→ Instructions
1) What was the trade of Ethel's father, according to the review of Lady Tremaine?
2) Please carry on the review of Lady Tremaine from the point where it stops.

→ Text segment
::::

Friday, May 15, 2026

Lady Tremaine by Rachel Hochhauser - a retelling of Cinderella

Cinderella is one of those stories that everyone knows and accepts the basic premise: cruel stepmother, exploited stepdaughter, bullying stepsisters, a fairy godmother, and a prince to rescue Ella from the ashes. Some modern versions provide a heroine who focuses on self-actualization over marriage as a form of rescue but those are less likely to find favor among little girls who love the Disney princesses. So I was intrigued to hear about this book which tells the Cinderella story from the point of view of the stepmother.
Because it was chosen by Reese Witherspoon for her book club, I had to wait a long time for my library copy to turn up but it was definitely worth the wait – I thought it was original, brilliant, and impossible to put down!

Etheldreda Tremaine Bramley is a brewer’s daughter, brought up in an all-male household until her father brings a female tutor to help Ethel acquire some feminine graces. Twice widowed, with two daughters and a stepdaughter, she is desperate to support her family, recognizing that in this era (vaguely late 18th century) marriage is the only way for young women to survive. Ethel is determined to hide the family’s reduced circumstances as much as possible so they can retain a position in society. Her own daughters, Mathilde and Rosamund, pitch it to help but her stepdaughter, Elin, refuses to do anything to help and utters pseudo-virtuous platitudes that irritate everyone else. When they learn the prince is giving a ball, Ethel knows it is the best chance for her daughters to meet young men of their station but she will need to sell everything that’s left in their home to dress the three young women and herself. However, triumph at the ball is not the automatic pathway to happiness Ethel hoped for and that is one of the ways Hochhauser surprises the reader.

What makes the book work is the character of Ethel: passionate and capable of jealousy, devoted to her daughters and determined to sacrifice anything and everything for them. At the same time, she is a young widow in her late 30s and does not even realize she longs for adult conversation and a few minutes to forget that financial ruin (and even physical ruin when the house starts falling apart) is imminent if she cannot find suitable marriages for her daughters. And in contrast to the evil stepmother reputation, Ethel may dislike her annoying stepdaughter but she has cared for her for years, even when her own daughters wondered by Elin never pulls her weight.

::::

→ Dataset excerpt
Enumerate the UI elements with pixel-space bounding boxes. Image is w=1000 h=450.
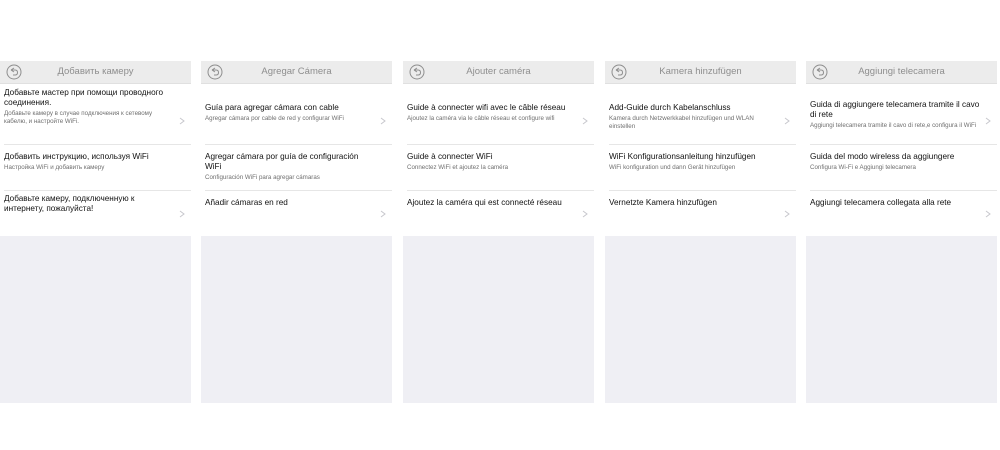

::::

→ The responses
1) He was a brewer.

2)
This is more of a historical novel than a fantasy – in fact, Ethel says she does not even believe in magic, which I suppose is the author’s tongue in cheek acknowledgment of the fact that she is retelling a fairy tale. The reimagined characters are convincing and many are appealing: Ethel’s daughters, their father, and Otto, the royal family’s counselor. While the story is a retelling of Cinderella, the author has added unexpected plot elements and twists that keep the reader captivated.

The relationship of Ethel and her hawk, Lucy, is intense for a number of reasons: Ethel trained the hawk herself after her husband’s death; hawking is a necessity not sport for her, because it enables her to feed her household, usually the man’s role but both her husbands died, leaving her and her daughters unprovided for; and being out in the forest with the hawk is liberating because it’s the only time she doesn’t have to pretend she is solvent or act like a proper matron. I was reminded of Helen Macdonald’s H is for Hawk (in part, because the only other book I can think of focused on hawks is Falconer’s Lure about Nicola Marlow training a hawk) which is a fascinating but somewhat disturbing book because Helen becomes quite unbalanced about her hawk, and was gratified to read in the acknowledgments that the author relied heavily on it.

I was surprised by the frequent grammatical mistake Hochhauser makes. Using "I" instead of "me" (e.g., "between you and I") is called hypercorrection. It occurs when a writer or speaker overcorrects a perceived grammatical error, often stemming from the mistaken belief that "I" is always more proper than "me," when in fact "me" is the correct object pronoun. Shouldn’t her editor, Sarah Cantin, who was Phi Beta Kappa at Penn and is now the Editorial Director for Fiction at St. Martin’s, make these edits? I took a pencil and made the corrections in my copy!

This was my ninth book for the Historical Fiction Reading Challenge, and one of the best books I have read this year.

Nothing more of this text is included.